• **THE REQUEST**
From the entries below, copy every line where the string "xlabel" appears.

Records:
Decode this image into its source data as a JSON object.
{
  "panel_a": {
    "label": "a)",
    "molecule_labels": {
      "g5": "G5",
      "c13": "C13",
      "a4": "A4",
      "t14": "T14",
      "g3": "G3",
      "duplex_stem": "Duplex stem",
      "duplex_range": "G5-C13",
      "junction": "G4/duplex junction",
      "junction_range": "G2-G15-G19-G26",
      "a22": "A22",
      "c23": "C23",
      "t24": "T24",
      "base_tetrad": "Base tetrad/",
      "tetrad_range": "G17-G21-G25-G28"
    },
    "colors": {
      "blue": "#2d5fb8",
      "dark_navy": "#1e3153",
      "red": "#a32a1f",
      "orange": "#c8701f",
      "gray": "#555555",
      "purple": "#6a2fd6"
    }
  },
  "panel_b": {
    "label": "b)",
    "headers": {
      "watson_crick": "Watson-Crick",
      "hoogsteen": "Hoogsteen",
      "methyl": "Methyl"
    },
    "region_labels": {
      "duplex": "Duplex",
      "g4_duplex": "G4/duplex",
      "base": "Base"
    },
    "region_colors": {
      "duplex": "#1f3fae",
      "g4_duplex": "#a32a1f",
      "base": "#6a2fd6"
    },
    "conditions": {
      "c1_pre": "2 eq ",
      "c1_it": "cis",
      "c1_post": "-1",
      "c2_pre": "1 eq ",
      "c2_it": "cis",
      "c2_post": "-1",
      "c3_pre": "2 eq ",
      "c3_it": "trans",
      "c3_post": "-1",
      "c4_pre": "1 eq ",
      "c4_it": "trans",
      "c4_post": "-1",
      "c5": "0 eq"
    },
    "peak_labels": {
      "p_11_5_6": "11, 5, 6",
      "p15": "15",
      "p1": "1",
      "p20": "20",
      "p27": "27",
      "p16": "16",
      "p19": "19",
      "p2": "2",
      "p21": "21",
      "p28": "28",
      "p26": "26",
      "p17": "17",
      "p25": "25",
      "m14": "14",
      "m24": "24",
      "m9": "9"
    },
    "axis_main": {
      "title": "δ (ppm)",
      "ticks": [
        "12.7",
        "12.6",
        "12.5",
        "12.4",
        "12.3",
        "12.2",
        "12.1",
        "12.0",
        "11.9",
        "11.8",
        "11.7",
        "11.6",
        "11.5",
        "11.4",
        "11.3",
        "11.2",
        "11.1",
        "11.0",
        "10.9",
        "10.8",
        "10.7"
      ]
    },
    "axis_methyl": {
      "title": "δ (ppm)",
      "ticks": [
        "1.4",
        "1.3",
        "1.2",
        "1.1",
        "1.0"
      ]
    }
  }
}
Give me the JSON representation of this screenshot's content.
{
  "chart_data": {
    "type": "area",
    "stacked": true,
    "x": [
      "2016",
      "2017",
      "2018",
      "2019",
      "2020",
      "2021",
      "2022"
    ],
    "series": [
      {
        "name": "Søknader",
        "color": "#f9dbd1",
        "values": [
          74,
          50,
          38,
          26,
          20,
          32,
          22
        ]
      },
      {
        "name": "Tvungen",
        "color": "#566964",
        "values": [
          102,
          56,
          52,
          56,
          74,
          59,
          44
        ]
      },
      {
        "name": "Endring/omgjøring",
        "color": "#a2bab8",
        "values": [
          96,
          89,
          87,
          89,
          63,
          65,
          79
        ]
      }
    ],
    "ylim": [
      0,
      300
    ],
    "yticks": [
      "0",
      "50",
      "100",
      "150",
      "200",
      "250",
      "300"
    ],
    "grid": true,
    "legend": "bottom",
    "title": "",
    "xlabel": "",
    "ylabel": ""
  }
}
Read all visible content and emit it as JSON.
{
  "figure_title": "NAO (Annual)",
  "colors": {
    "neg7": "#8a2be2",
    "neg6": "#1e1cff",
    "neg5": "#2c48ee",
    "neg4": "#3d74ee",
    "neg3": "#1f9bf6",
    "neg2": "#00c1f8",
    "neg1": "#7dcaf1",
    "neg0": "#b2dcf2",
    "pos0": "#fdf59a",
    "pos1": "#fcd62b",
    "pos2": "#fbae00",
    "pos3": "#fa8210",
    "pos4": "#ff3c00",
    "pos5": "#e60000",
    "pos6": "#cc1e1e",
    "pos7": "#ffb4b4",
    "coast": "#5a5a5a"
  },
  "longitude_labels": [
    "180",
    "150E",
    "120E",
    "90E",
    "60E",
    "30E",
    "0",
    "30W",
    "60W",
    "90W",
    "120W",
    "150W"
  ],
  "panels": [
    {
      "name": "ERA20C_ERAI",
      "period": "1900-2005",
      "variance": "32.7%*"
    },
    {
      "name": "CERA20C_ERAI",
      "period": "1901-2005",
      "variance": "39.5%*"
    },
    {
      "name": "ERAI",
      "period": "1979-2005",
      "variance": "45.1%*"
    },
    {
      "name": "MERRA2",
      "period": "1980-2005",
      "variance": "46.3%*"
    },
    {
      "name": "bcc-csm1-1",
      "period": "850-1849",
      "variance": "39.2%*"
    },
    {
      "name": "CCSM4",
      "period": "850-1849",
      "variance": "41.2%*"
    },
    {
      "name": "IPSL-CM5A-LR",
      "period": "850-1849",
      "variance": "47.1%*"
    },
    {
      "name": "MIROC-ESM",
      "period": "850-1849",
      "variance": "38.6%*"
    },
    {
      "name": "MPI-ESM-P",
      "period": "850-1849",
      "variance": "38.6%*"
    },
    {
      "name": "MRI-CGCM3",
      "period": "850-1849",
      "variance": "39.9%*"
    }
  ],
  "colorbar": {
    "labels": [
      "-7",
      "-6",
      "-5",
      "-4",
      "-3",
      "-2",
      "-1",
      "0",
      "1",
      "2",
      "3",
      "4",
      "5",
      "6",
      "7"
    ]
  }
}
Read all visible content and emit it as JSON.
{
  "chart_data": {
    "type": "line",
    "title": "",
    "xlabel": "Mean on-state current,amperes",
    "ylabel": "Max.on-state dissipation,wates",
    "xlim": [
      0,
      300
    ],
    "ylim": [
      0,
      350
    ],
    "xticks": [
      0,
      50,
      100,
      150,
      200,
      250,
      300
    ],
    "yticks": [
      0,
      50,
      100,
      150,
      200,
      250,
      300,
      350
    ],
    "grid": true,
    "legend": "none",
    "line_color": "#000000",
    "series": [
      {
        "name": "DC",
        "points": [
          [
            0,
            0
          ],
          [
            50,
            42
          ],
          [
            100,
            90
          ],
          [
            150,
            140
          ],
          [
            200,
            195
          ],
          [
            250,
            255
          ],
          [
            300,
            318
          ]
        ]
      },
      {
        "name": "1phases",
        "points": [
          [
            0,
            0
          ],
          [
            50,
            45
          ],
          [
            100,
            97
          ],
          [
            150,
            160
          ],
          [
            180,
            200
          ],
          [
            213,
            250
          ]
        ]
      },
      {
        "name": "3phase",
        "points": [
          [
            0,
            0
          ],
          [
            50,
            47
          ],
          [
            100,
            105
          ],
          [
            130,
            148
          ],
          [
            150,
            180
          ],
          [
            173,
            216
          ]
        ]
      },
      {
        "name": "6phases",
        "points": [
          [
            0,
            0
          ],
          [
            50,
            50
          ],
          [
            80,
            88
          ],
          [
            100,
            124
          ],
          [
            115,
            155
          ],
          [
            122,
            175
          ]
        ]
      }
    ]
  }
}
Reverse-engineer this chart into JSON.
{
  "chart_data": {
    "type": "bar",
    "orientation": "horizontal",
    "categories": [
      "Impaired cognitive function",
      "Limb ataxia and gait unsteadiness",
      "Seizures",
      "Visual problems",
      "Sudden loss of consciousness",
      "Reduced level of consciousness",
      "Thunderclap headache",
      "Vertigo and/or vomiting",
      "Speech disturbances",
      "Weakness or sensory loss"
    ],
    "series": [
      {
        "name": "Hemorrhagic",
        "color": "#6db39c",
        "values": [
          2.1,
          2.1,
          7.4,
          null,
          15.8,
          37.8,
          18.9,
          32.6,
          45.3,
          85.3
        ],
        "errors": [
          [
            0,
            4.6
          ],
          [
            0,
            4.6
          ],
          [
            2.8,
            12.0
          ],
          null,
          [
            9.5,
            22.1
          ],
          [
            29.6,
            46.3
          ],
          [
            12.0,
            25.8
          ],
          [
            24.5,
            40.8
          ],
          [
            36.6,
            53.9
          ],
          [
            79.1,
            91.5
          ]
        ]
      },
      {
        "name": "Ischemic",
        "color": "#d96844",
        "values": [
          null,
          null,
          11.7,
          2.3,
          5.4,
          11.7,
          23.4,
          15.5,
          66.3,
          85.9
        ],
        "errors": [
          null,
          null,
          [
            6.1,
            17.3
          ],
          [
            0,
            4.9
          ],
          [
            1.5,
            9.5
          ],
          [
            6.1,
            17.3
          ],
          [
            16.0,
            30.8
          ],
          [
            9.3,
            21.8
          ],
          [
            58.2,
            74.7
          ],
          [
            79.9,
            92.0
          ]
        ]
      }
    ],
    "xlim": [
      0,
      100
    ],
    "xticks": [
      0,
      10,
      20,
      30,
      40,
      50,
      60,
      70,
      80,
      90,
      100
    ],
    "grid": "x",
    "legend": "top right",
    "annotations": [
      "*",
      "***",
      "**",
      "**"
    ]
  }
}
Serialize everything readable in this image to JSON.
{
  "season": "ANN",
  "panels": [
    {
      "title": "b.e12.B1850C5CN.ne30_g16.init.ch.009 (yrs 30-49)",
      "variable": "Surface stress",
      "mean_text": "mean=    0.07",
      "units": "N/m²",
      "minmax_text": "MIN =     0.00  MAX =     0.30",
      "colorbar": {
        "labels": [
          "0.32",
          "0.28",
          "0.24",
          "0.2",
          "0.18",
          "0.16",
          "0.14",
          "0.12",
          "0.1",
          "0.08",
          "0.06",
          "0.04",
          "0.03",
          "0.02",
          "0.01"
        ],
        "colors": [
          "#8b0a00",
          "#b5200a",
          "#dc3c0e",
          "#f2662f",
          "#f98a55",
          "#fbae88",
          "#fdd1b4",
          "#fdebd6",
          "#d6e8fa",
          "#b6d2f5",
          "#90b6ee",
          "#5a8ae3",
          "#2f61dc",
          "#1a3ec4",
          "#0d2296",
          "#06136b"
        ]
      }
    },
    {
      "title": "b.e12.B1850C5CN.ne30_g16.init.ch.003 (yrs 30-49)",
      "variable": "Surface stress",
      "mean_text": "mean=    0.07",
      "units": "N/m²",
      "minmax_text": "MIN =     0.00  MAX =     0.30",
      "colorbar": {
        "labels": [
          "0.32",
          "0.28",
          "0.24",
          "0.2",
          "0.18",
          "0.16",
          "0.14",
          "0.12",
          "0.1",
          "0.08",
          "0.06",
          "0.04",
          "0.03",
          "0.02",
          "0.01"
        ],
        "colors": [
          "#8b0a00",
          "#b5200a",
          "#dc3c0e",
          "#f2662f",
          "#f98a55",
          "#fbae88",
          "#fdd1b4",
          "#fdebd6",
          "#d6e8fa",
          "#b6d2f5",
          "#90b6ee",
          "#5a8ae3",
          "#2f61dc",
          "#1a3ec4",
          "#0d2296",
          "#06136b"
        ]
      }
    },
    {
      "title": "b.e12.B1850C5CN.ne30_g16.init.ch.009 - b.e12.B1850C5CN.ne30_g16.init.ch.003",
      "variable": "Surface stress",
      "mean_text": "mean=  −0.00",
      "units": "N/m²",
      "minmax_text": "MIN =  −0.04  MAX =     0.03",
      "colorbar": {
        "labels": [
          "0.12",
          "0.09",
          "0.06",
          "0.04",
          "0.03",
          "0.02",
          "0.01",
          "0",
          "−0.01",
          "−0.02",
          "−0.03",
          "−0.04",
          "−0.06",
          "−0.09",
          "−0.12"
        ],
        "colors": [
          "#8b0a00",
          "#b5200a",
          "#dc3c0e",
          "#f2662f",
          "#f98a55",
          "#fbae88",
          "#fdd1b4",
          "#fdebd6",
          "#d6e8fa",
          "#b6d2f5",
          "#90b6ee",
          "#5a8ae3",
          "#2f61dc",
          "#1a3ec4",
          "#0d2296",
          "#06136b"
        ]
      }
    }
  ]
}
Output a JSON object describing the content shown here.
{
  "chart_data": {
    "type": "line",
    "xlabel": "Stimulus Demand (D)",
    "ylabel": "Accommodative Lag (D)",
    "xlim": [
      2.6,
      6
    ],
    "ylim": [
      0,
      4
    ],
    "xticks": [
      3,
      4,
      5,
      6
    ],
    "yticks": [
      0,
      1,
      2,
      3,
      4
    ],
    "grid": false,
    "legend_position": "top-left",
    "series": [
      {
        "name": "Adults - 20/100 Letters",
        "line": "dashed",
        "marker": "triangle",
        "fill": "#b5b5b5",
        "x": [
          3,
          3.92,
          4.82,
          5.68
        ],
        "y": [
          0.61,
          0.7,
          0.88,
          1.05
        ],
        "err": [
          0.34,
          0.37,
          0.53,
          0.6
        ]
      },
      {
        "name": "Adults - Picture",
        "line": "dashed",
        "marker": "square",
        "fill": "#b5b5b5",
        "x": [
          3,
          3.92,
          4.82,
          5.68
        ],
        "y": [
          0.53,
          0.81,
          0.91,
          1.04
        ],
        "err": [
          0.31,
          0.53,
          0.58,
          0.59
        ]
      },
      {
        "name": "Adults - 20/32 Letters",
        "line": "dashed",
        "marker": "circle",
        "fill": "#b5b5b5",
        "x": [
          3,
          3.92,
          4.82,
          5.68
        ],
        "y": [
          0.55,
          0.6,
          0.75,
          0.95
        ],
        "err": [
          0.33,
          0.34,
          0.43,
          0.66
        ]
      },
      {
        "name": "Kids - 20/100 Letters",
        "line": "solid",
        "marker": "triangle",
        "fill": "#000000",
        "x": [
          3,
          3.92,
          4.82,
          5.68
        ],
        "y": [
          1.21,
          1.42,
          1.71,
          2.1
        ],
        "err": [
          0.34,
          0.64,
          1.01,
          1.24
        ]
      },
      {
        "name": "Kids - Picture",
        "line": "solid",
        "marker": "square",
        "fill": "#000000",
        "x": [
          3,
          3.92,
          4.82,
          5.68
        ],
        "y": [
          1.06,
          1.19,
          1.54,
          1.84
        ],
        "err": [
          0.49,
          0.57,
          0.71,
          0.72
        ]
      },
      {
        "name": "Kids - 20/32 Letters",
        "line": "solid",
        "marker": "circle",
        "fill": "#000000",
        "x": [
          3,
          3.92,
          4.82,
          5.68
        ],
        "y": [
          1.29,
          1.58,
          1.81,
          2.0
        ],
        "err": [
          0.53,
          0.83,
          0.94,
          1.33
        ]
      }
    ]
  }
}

• **SOLUTION FOR THIS PROBLEM**
    "xlabel": "",
    "xlabel": "Mean on-state current,amperes",
    "xlabel": "Stimulus Demand (D)",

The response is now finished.